> WHAT TO PRODUCE
Produce a word-for-word copy of the listing below without its pictures.

> RECORDS PROVIDED
|---|
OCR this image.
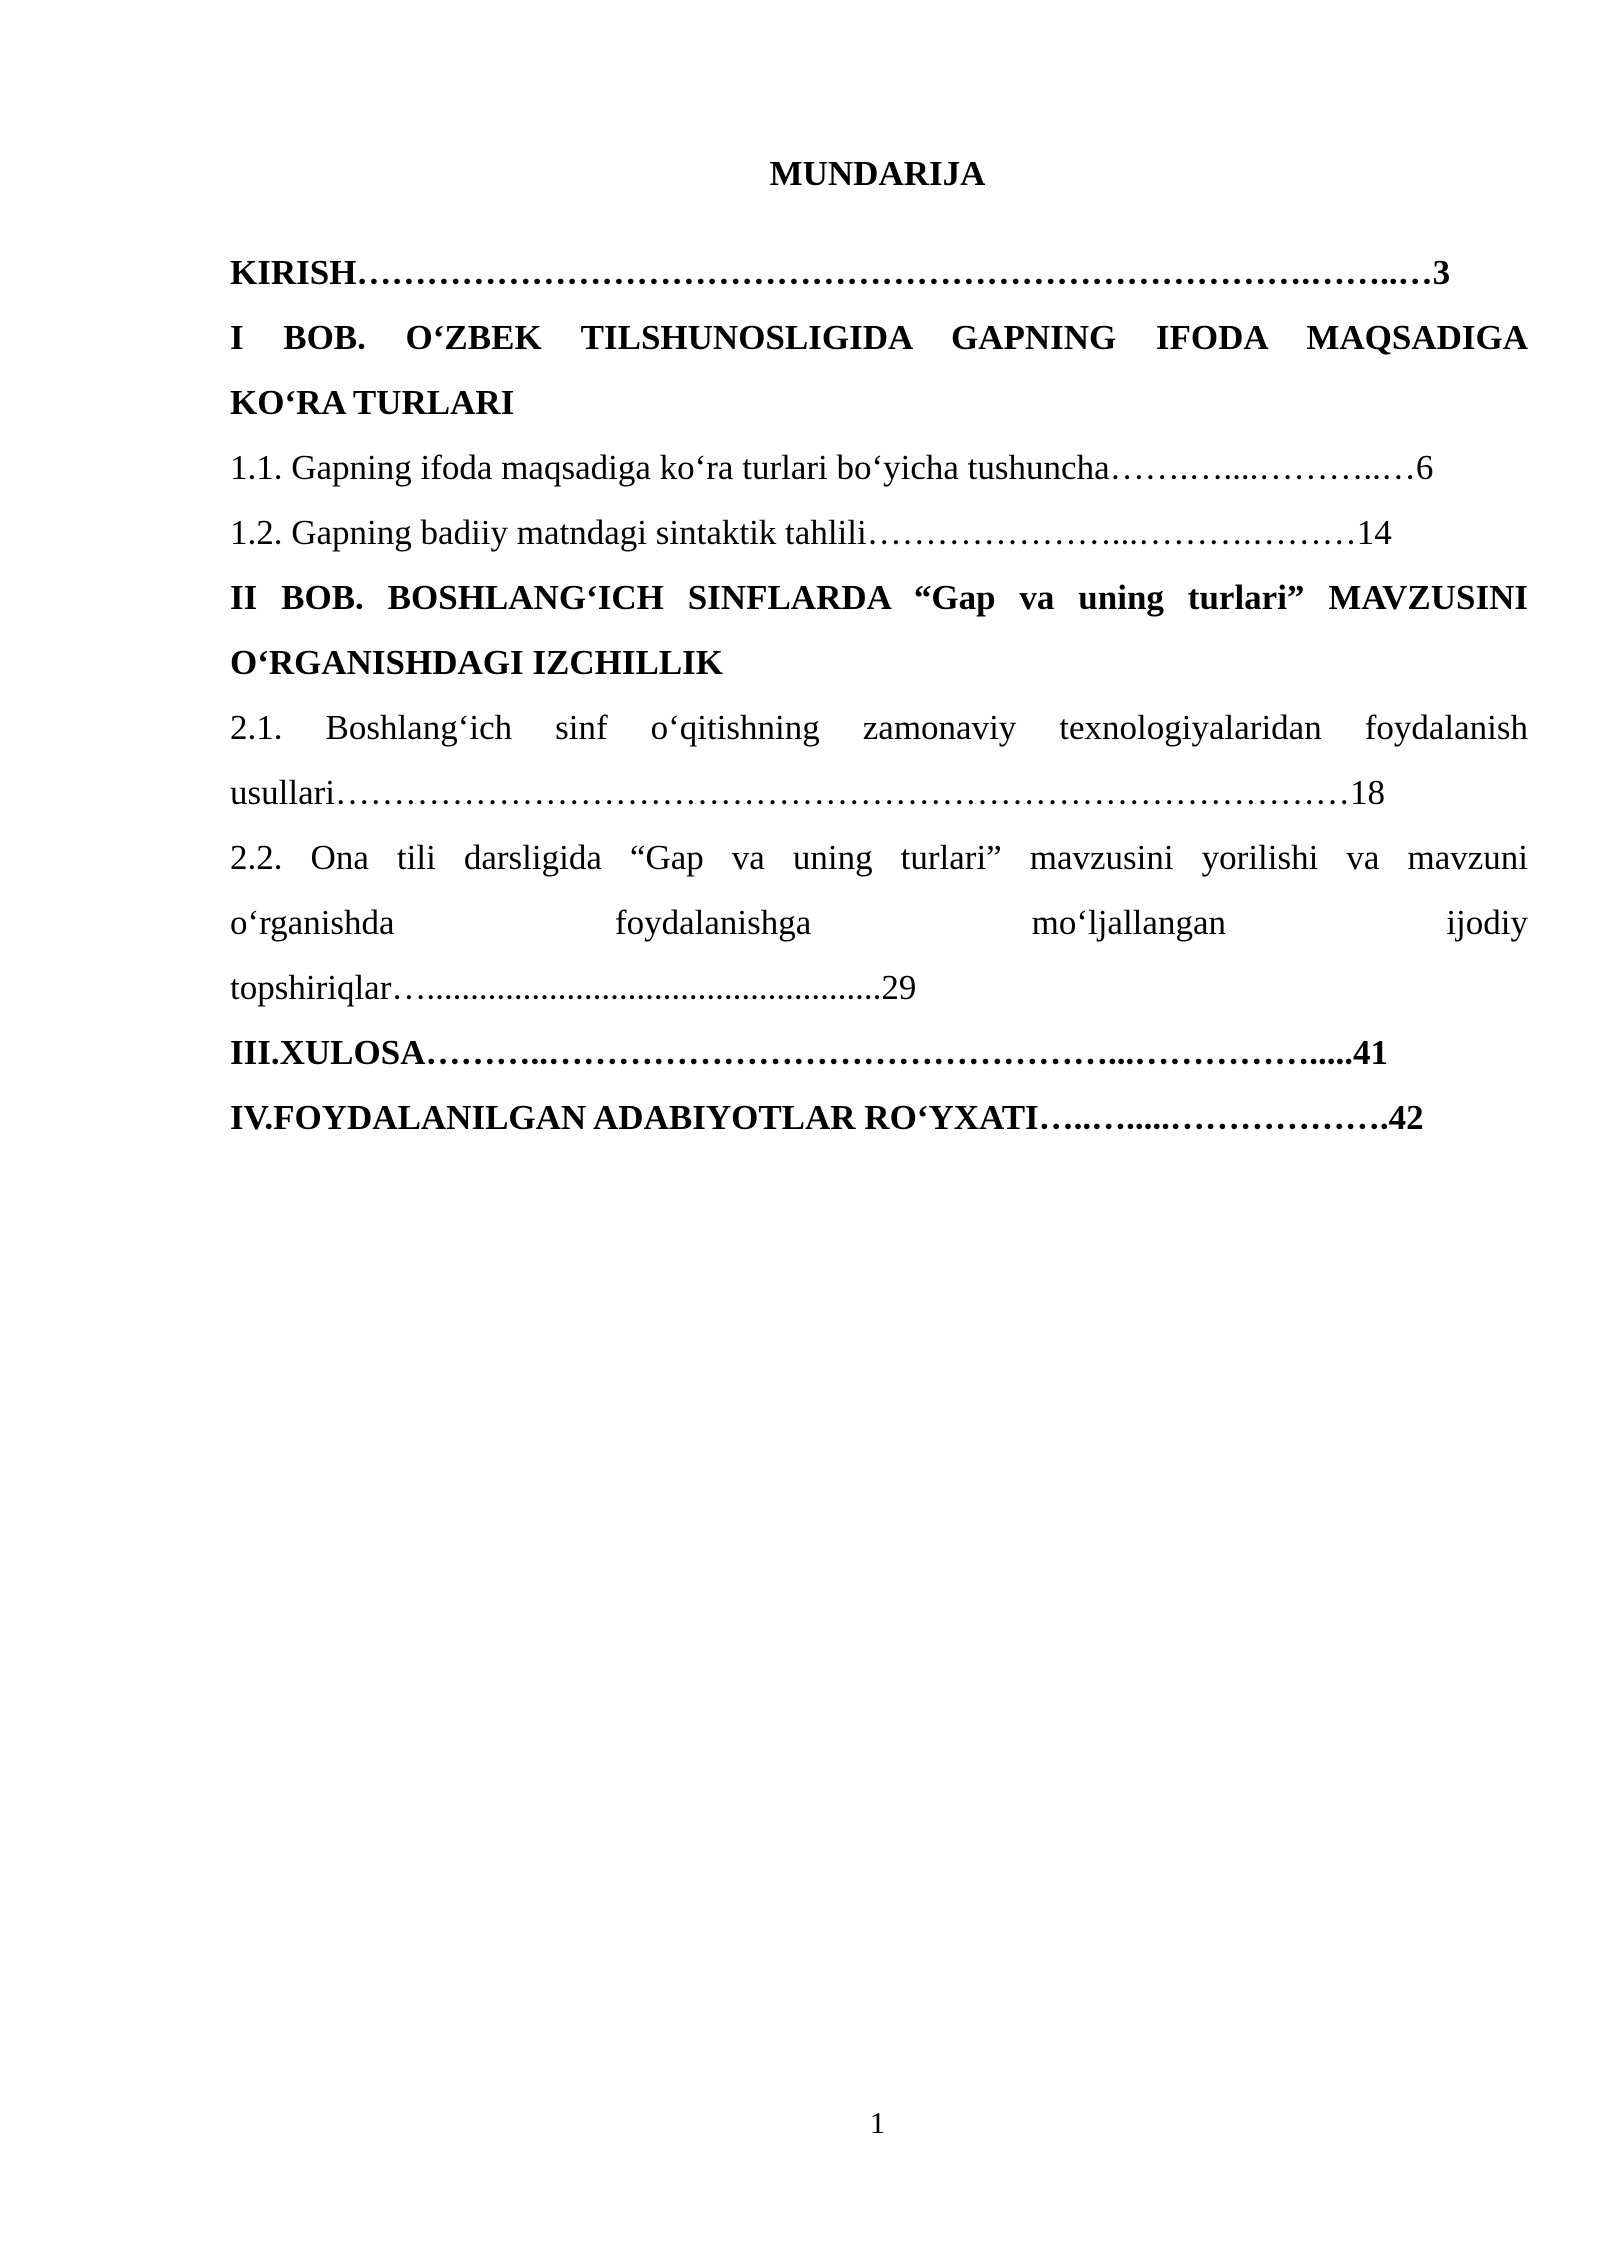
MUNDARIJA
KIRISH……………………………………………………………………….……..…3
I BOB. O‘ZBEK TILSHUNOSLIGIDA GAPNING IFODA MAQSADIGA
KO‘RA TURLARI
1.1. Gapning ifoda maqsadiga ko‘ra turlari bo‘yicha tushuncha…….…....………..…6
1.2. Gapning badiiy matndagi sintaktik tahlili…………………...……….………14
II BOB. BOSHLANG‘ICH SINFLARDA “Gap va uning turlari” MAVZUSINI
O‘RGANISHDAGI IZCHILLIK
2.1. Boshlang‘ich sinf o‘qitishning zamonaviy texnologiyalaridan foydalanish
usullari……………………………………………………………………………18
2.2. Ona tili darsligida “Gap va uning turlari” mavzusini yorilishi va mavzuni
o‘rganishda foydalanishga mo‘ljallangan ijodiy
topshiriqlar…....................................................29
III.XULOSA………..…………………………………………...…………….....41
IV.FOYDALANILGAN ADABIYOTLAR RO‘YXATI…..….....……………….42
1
|---|
> CORRECT OUTPUT
OCR this image.
MUNDARIJA
KIRISH……………………………………………………………………….……..…3
I BOB. O‘ZBEK TILSHUNOSLIGIDA GAPNING IFODA MAQSADIGA
KO‘RA TURLARI
1.1. Gapning ifoda maqsadiga ko‘ra turlari bo‘yicha tushuncha…….…....………..…6
1.2. Gapning badiiy matndagi sintaktik tahlili…………………...……….………14
II BOB. BOSHLANG‘ICH SINFLARDA “Gap va uning turlari” MAVZUSINI
O‘RGANISHDAGI IZCHILLIK
2.1. Boshlang‘ich sinf o‘qitishning zamonaviy texnologiyalaridan foydalanish
usullari……………………………………………………………………………18
2.2. Ona tili darsligida “Gap va uning turlari” mavzusini yorilishi va mavzuni
o‘rganishda foydalanishga mo‘ljallangan ijodiy
topshiriqlar…....................................................29
III.XULOSA………..…………………………………………...…………….....41
IV.FOYDALANILGAN ADABIYOTLAR RO‘YXATI…..….....……………….42
1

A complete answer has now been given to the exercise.